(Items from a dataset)

↓↓↓

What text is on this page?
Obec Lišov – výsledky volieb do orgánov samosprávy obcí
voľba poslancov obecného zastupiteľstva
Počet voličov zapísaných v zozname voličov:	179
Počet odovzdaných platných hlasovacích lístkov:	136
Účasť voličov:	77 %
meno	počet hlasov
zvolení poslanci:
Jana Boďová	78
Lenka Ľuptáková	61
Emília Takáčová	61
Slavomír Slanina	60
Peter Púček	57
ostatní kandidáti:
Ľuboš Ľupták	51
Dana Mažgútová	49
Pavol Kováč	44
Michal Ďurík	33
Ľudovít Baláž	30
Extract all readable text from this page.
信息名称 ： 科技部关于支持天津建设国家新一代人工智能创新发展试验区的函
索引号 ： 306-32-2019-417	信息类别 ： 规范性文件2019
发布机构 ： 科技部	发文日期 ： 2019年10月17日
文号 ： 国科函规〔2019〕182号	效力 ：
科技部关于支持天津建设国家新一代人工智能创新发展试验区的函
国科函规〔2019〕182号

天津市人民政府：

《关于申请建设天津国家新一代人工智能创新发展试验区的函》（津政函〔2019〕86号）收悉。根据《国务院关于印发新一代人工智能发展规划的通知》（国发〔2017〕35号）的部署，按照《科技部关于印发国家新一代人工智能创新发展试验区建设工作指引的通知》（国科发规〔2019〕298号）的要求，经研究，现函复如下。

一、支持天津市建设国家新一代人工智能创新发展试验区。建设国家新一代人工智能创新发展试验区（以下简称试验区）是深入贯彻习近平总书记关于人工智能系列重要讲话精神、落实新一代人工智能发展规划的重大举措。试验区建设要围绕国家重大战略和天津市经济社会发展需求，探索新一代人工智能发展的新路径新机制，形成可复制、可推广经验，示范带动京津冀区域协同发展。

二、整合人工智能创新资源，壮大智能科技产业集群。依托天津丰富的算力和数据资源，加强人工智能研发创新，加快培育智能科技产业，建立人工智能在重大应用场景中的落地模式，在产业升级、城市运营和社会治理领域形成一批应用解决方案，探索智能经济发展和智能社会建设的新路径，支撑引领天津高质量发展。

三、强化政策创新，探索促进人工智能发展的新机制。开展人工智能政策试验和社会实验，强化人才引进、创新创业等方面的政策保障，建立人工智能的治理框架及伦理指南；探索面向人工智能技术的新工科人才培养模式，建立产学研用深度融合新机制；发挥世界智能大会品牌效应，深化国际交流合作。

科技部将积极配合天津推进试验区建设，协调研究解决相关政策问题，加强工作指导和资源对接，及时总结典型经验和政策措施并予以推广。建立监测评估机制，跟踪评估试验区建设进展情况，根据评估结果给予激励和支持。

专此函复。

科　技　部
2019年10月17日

↑↑↑

(Task objective) Copy out the whole listing, exactly as written.

(Expected answer)
What text is on this page?
Obec Lišov – výsledky volieb do orgánov samosprávy obcí
voľba poslancov obecného zastupiteľstva
Počet voličov zapísaných v zozname voličov:	179
Počet odovzdaných platných hlasovacích lístkov:	136
Účasť voličov:	77 %
meno	počet hlasov
zvolení poslanci:
Jana Boďová	78
Lenka Ľuptáková	61
Emília Takáčová	61
Slavomír Slanina	60
Peter Púček	57
ostatní kandidáti:
Ľuboš Ľupták	51
Dana Mažgútová	49
Pavol Kováč	44
Michal Ďurík	33
Ľudovít Baláž	30
Extract all readable text from this page.
信息名称 ： 科技部关于支持天津建设国家新一代人工智能创新发展试验区的函
索引号 ： 306-32-2019-417	信息类别 ： 规范性文件2019
发布机构 ： 科技部	发文日期 ： 2019年10月17日
文号 ： 国科函规〔2019〕182号	效力 ：
科技部关于支持天津建设国家新一代人工智能创新发展试验区的函
国科函规〔2019〕182号

天津市人民政府：

《关于申请建设天津国家新一代人工智能创新发展试验区的函》（津政函〔2019〕86号）收悉。根据《国务院关于印发新一代人工智能发展规划的通知》（国发〔2017〕35号）的部署，按照《科技部关于印发国家新一代人工智能创新发展试验区建设工作指引的通知》（国科发规〔2019〕298号）的要求，经研究，现函复如下。

一、支持天津市建设国家新一代人工智能创新发展试验区。建设国家新一代人工智能创新发展试验区（以下简称试验区）是深入贯彻习近平总书记关于人工智能系列重要讲话精神、落实新一代人工智能发展规划的重大举措。试验区建设要围绕国家重大战略和天津市经济社会发展需求，探索新一代人工智能发展的新路径新机制，形成可复制、可推广经验，示范带动京津冀区域协同发展。

二、整合人工智能创新资源，壮大智能科技产业集群。依托天津丰富的算力和数据资源，加强人工智能研发创新，加快培育智能科技产业，建立人工智能在重大应用场景中的落地模式，在产业升级、城市运营和社会治理领域形成一批应用解决方案，探索智能经济发展和智能社会建设的新路径，支撑引领天津高质量发展。

三、强化政策创新，探索促进人工智能发展的新机制。开展人工智能政策试验和社会实验，强化人才引进、创新创业等方面的政策保障，建立人工智能的治理框架及伦理指南；探索面向人工智能技术的新工科人才培养模式，建立产学研用深度融合新机制；发挥世界智能大会品牌效应，深化国际交流合作。

科技部将积极配合天津推进试验区建设，协调研究解决相关政策问题，加强工作指导和资源对接，及时总结典型经验和政策措施并予以推广。建立监测评估机制，跟踪评估试验区建设进展情况，根据评估结果给予激励和支持。

专此函复。

科　技　部
2019年10月17日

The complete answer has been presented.